### THE EXERCISE
Track down each line that has the word "What" and copy it.

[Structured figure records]
++++++

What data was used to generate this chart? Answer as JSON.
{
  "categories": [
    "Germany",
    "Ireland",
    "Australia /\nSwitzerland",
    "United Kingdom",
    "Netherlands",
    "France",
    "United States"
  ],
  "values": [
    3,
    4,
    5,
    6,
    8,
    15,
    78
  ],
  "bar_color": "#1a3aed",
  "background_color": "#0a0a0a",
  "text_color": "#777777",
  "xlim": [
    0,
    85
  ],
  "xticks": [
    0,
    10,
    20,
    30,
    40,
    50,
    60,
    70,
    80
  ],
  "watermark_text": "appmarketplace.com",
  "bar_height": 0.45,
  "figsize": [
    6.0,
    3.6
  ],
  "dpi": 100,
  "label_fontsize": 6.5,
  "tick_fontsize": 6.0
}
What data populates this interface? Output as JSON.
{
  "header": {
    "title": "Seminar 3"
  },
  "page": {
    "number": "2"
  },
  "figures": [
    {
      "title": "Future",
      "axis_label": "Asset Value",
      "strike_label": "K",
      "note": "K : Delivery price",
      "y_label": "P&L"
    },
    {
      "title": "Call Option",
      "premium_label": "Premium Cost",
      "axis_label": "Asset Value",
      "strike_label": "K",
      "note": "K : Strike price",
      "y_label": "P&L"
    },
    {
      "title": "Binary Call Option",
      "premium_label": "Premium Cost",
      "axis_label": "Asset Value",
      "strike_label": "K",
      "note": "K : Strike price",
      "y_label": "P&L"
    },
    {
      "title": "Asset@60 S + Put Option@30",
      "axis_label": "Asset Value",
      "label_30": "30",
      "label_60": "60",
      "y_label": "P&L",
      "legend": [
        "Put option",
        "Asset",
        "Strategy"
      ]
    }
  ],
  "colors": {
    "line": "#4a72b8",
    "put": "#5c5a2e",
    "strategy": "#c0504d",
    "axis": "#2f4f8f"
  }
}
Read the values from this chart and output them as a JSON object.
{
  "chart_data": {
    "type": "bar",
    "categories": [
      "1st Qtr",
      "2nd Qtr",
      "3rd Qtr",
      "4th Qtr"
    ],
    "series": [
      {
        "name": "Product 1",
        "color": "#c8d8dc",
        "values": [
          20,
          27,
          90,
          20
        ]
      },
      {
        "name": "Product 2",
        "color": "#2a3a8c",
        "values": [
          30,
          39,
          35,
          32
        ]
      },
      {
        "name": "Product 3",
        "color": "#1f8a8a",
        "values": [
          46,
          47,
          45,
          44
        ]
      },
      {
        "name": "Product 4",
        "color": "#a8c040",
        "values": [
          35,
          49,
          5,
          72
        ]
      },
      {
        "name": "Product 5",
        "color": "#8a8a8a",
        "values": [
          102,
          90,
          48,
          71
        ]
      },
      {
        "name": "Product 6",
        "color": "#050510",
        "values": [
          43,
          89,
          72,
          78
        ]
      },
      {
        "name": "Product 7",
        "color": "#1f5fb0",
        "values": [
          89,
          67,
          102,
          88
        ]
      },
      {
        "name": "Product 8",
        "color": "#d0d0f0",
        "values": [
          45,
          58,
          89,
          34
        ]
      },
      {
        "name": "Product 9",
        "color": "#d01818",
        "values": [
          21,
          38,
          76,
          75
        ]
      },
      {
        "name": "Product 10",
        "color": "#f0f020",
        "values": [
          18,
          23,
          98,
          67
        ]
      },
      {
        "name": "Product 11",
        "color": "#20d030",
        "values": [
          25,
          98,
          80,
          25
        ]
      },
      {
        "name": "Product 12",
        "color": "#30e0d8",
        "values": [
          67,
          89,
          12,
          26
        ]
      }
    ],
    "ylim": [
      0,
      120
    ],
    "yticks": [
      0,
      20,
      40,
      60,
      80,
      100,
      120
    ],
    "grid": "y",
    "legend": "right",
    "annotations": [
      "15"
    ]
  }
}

++++++

### THE RESPONSE
What data was used to generate this chart? Answer as JSON.
What data populates this interface? Output as JSON.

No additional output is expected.